- _Aim of the exercise_: Every record here needs to be written out again exactly.
----
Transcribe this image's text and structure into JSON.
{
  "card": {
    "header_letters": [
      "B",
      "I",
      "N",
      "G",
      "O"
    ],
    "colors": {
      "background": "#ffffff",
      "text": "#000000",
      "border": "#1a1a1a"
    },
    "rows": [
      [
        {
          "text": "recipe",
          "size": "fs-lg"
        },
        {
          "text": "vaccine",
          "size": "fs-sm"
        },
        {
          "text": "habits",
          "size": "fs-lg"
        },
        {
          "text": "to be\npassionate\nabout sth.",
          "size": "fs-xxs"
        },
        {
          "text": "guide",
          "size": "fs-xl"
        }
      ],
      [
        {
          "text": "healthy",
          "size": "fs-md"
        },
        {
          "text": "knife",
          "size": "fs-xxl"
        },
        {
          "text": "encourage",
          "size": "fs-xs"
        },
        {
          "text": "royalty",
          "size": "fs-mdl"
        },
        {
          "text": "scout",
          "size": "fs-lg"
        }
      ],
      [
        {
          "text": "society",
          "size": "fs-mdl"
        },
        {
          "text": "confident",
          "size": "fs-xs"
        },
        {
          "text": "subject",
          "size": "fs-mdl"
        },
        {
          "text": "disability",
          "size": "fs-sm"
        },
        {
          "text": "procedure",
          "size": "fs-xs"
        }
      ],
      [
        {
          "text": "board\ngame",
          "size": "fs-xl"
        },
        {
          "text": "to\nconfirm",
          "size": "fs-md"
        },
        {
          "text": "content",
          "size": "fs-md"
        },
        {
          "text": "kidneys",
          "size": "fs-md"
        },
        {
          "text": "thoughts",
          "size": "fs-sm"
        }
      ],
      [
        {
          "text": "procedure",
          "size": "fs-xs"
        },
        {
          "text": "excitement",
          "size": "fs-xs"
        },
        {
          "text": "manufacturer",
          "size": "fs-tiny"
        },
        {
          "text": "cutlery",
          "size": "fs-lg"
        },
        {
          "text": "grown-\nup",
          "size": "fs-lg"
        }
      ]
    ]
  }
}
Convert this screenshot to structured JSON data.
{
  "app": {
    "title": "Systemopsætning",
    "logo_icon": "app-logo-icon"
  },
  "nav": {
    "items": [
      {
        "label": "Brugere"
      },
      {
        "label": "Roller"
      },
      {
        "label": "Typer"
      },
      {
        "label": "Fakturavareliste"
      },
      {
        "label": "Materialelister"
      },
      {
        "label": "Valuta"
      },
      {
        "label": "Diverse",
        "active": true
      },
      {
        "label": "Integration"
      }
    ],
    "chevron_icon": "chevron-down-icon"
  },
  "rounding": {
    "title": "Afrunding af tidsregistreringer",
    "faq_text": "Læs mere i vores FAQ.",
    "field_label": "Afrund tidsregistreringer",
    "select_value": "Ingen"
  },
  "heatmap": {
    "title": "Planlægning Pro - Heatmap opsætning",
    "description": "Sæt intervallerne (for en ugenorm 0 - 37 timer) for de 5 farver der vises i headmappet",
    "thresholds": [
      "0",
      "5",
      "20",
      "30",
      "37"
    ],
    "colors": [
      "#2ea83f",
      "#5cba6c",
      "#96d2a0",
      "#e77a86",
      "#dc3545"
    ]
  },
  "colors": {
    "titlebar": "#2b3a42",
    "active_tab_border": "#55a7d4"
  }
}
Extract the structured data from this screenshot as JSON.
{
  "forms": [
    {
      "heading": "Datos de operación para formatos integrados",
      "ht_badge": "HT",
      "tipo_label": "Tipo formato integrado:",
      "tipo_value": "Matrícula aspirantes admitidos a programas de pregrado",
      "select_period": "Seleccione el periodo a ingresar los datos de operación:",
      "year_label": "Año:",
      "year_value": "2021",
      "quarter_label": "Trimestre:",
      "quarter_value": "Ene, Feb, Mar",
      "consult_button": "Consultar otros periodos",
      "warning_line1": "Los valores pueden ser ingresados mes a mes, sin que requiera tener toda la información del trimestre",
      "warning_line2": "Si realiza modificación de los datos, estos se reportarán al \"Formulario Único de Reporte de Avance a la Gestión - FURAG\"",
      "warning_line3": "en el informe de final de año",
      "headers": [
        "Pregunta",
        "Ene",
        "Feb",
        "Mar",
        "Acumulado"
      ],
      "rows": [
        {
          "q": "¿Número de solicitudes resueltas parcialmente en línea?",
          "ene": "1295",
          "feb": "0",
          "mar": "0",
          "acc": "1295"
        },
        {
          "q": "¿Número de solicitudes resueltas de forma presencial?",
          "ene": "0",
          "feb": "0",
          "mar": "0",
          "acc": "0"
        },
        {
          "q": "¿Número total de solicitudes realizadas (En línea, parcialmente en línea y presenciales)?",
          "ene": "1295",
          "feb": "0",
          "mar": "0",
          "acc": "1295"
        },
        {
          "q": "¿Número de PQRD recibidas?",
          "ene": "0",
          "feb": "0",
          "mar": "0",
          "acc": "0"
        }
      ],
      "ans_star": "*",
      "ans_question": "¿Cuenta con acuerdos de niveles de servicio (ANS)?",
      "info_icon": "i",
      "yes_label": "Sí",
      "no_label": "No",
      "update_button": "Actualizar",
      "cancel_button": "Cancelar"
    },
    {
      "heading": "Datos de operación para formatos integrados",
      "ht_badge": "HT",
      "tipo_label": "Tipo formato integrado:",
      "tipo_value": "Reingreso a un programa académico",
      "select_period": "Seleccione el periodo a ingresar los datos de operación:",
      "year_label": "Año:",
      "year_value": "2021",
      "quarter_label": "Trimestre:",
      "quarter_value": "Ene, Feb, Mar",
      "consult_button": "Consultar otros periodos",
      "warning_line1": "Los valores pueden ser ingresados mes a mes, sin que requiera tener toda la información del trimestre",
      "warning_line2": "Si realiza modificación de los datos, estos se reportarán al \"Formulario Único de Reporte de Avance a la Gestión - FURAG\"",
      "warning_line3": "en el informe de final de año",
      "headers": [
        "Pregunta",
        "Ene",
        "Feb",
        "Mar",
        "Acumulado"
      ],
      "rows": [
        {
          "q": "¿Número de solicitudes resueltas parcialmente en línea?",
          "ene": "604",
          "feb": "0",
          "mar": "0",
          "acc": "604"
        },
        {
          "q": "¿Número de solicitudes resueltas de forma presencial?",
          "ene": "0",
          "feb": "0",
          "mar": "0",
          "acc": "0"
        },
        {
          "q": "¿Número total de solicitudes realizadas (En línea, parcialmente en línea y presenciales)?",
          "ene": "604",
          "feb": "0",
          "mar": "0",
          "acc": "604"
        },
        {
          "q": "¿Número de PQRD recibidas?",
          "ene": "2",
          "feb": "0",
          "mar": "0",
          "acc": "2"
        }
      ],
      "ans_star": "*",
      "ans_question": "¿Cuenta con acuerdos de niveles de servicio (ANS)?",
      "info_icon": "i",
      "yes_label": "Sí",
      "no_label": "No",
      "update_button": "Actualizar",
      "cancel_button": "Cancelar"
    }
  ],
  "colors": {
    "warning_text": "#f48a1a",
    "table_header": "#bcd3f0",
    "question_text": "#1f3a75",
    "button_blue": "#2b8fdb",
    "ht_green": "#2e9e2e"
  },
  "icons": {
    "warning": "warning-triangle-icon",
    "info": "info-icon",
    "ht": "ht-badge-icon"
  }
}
----
- _Solution to this task_:
Transcribe this image's text and structure into JSON.
{
  "card": {
    "header_letters": [
      "B",
      "I",
      "N",
      "G",
      "O"
    ],
    "colors": {
      "background": "#ffffff",
      "text": "#000000",
      "border": "#1a1a1a"
    },
    "rows": [
      [
        {
          "text": "recipe",
          "size": "fs-lg"
        },
        {
          "text": "vaccine",
          "size": "fs-sm"
        },
        {
          "text": "habits",
          "size": "fs-lg"
        },
        {
          "text": "to be\npassionate\nabout sth.",
          "size": "fs-xxs"
        },
        {
          "text": "guide",
          "size": "fs-xl"
        }
      ],
      [
        {
          "text": "healthy",
          "size": "fs-md"
        },
        {
          "text": "knife",
          "size": "fs-xxl"
        },
        {
          "text": "encourage",
          "size": "fs-xs"
        },
        {
          "text": "royalty",
          "size": "fs-mdl"
        },
        {
          "text": "scout",
          "size": "fs-lg"
        }
      ],
      [
        {
          "text": "society",
          "size": "fs-mdl"
        },
        {
          "text": "confident",
          "size": "fs-xs"
        },
        {
          "text": "subject",
          "size": "fs-mdl"
        },
        {
          "text": "disability",
          "size": "fs-sm"
        },
        {
          "text": "procedure",
          "size": "fs-xs"
        }
      ],
      [
        {
          "text": "board\ngame",
          "size": "fs-xl"
        },
        {
          "text": "to\nconfirm",
          "size": "fs-md"
        },
        {
          "text": "content",
          "size": "fs-md"
        },
        {
          "text": "kidneys",
          "size": "fs-md"
        },
        {
          "text": "thoughts",
          "size": "fs-sm"
        }
      ],
      [
        {
          "text": "procedure",
          "size": "fs-xs"
        },
        {
          "text": "excitement",
          "size": "fs-xs"
        },
        {
          "text": "manufacturer",
          "size": "fs-tiny"
        },
        {
          "text": "cutlery",
          "size": "fs-lg"
        },
        {
          "text": "grown-\nup",
          "size": "fs-lg"
        }
      ]
    ]
  }
}
Convert this screenshot to structured JSON data.
{
  "app": {
    "title": "Systemopsætning",
    "logo_icon": "app-logo-icon"
  },
  "nav": {
    "items": [
      {
        "label": "Brugere"
      },
      {
        "label": "Roller"
      },
      {
        "label": "Typer"
      },
      {
        "label": "Fakturavareliste"
      },
      {
        "label": "Materialelister"
      },
      {
        "label": "Valuta"
      },
      {
        "label": "Diverse",
        "active": true
      },
      {
        "label": "Integration"
      }
    ],
    "chevron_icon": "chevron-down-icon"
  },
  "rounding": {
    "title": "Afrunding af tidsregistreringer",
    "faq_text": "Læs mere i vores FAQ.",
    "field_label": "Afrund tidsregistreringer",
    "select_value": "Ingen"
  },
  "heatmap": {
    "title": "Planlægning Pro - Heatmap opsætning",
    "description": "Sæt intervallerne (for en ugenorm 0 - 37 timer) for de 5 farver der vises i headmappet",
    "thresholds": [
      "0",
      "5",
      "20",
      "30",
      "37"
    ],
    "colors": [
      "#2ea83f",
      "#5cba6c",
      "#96d2a0",
      "#e77a86",
      "#dc3545"
    ]
  },
  "colors": {
    "titlebar": "#2b3a42",
    "active_tab_border": "#55a7d4"
  }
}
Extract the structured data from this screenshot as JSON.
{
  "forms": [
    {
      "heading": "Datos de operación para formatos integrados",
      "ht_badge": "HT",
      "tipo_label": "Tipo formato integrado:",
      "tipo_value": "Matrícula aspirantes admitidos a programas de pregrado",
      "select_period": "Seleccione el periodo a ingresar los datos de operación:",
      "year_label": "Año:",
      "year_value": "2021",
      "quarter_label": "Trimestre:",
      "quarter_value": "Ene, Feb, Mar",
      "consult_button": "Consultar otros periodos",
      "warning_line1": "Los valores pueden ser ingresados mes a mes, sin que requiera tener toda la información del trimestre",
      "warning_line2": "Si realiza modificación de los datos, estos se reportarán al \"Formulario Único de Reporte de Avance a la Gestión - FURAG\"",
      "warning_line3": "en el informe de final de año",
      "headers": [
        "Pregunta",
        "Ene",
        "Feb",
        "Mar",
        "Acumulado"
      ],
      "rows": [
        {
          "q": "¿Número de solicitudes resueltas parcialmente en línea?",
          "ene": "1295",
          "feb": "0",
          "mar": "0",
          "acc": "1295"
        },
        {
          "q": "¿Número de solicitudes resueltas de forma presencial?",
          "ene": "0",
          "feb": "0",
          "mar": "0",
          "acc": "0"
        },
        {
          "q": "¿Número total de solicitudes realizadas (En línea, parcialmente en línea y presenciales)?",
          "ene": "1295",
          "feb": "0",
          "mar": "0",
          "acc": "1295"
        },
        {
          "q": "¿Número de PQRD recibidas?",
          "ene": "0",
          "feb": "0",
          "mar": "0",
          "acc": "0"
        }
      ],
      "ans_star": "*",
      "ans_question": "¿Cuenta con acuerdos de niveles de servicio (ANS)?",
      "info_icon": "i",
      "yes_label": "Sí",
      "no_label": "No",
      "update_button": "Actualizar",
      "cancel_button": "Cancelar"
    },
    {
      "heading": "Datos de operación para formatos integrados",
      "ht_badge": "HT",
      "tipo_label": "Tipo formato integrado:",
      "tipo_value": "Reingreso a un programa académico",
      "select_period": "Seleccione el periodo a ingresar los datos de operación:",
      "year_label": "Año:",
      "year_value": "2021",
      "quarter_label": "Trimestre:",
      "quarter_value": "Ene, Feb, Mar",
      "consult_button": "Consultar otros periodos",
      "warning_line1": "Los valores pueden ser ingresados mes a mes, sin que requiera tener toda la información del trimestre",
      "warning_line2": "Si realiza modificación de los datos, estos se reportarán al \"Formulario Único de Reporte de Avance a la Gestión - FURAG\"",
      "warning_line3": "en el informe de final de año",
      "headers": [
        "Pregunta",
        "Ene",
        "Feb",
        "Mar",
        "Acumulado"
      ],
      "rows": [
        {
          "q": "¿Número de solicitudes resueltas parcialmente en línea?",
          "ene": "604",
          "feb": "0",
          "mar": "0",
          "acc": "604"
        },
        {
          "q": "¿Número de solicitudes resueltas de forma presencial?",
          "ene": "0",
          "feb": "0",
          "mar": "0",
          "acc": "0"
        },
        {
          "q": "¿Número total de solicitudes realizadas (En línea, parcialmente en línea y presenciales)?",
          "ene": "604",
          "feb": "0",
          "mar": "0",
          "acc": "604"
        },
        {
          "q": "¿Número de PQRD recibidas?",
          "ene": "2",
          "feb": "0",
          "mar": "0",
          "acc": "2"
        }
      ],
      "ans_star": "*",
      "ans_question": "¿Cuenta con acuerdos de niveles de servicio (ANS)?",
      "info_icon": "i",
      "yes_label": "Sí",
      "no_label": "No",
      "update_button": "Actualizar",
      "cancel_button": "Cancelar"
    }
  ],
  "colors": {
    "warning_text": "#f48a1a",
    "table_header": "#bcd3f0",
    "question_text": "#1f3a75",
    "button_blue": "#2b8fdb",
    "ht_green": "#2e9e2e"
  },
  "icons": {
    "warning": "warning-triangle-icon",
    "info": "info-icon",
    "ht": "ht-badge-icon"
  }
}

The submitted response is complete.